=== Material ===
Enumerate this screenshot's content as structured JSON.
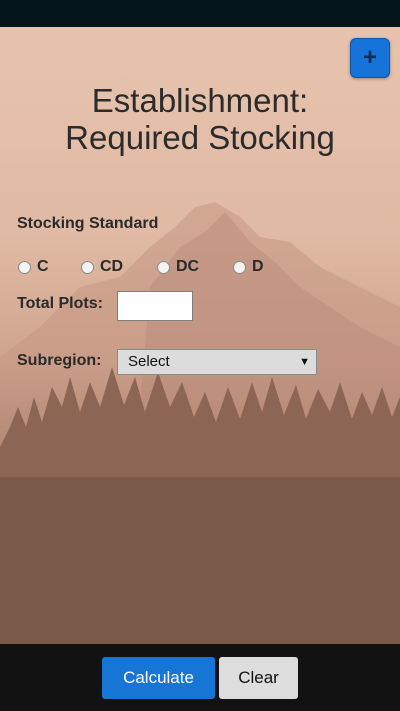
{
  "toolbar": {
    "add_icon": "+"
  },
  "page": {
    "title_line1": "Establishment:",
    "title_line2": "Required Stocking"
  },
  "stocking": {
    "label": "Stocking Standard",
    "options": [
      "C",
      "CD",
      "DC",
      "D"
    ]
  },
  "plots": {
    "label": "Total Plots:",
    "value": ""
  },
  "subregion": {
    "label": "Subregion:",
    "selected": "Select"
  },
  "footer": {
    "calculate_label": "Calculate",
    "clear_label": "Clear"
  },
  "colors": {
    "accent": "#1775d6",
    "footer_bg": "#121212",
    "status_bar": "#04151c"
  }
}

=== The problem ===
Every record must be copied exactly, with the pictures left out.

=== Problem solution ===
Enumerate this screenshot's content as structured JSON.
{
  "toolbar": {
    "add_icon": "+"
  },
  "page": {
    "title_line1": "Establishment:",
    "title_line2": "Required Stocking"
  },
  "stocking": {
    "label": "Stocking Standard",
    "options": [
      "C",
      "CD",
      "DC",
      "D"
    ]
  },
  "plots": {
    "label": "Total Plots:",
    "value": ""
  },
  "subregion": {
    "label": "Subregion:",
    "selected": "Select"
  },
  "footer": {
    "calculate_label": "Calculate",
    "clear_label": "Clear"
  },
  "colors": {
    "accent": "#1775d6",
    "footer_bg": "#121212",
    "status_bar": "#04151c"
  }
}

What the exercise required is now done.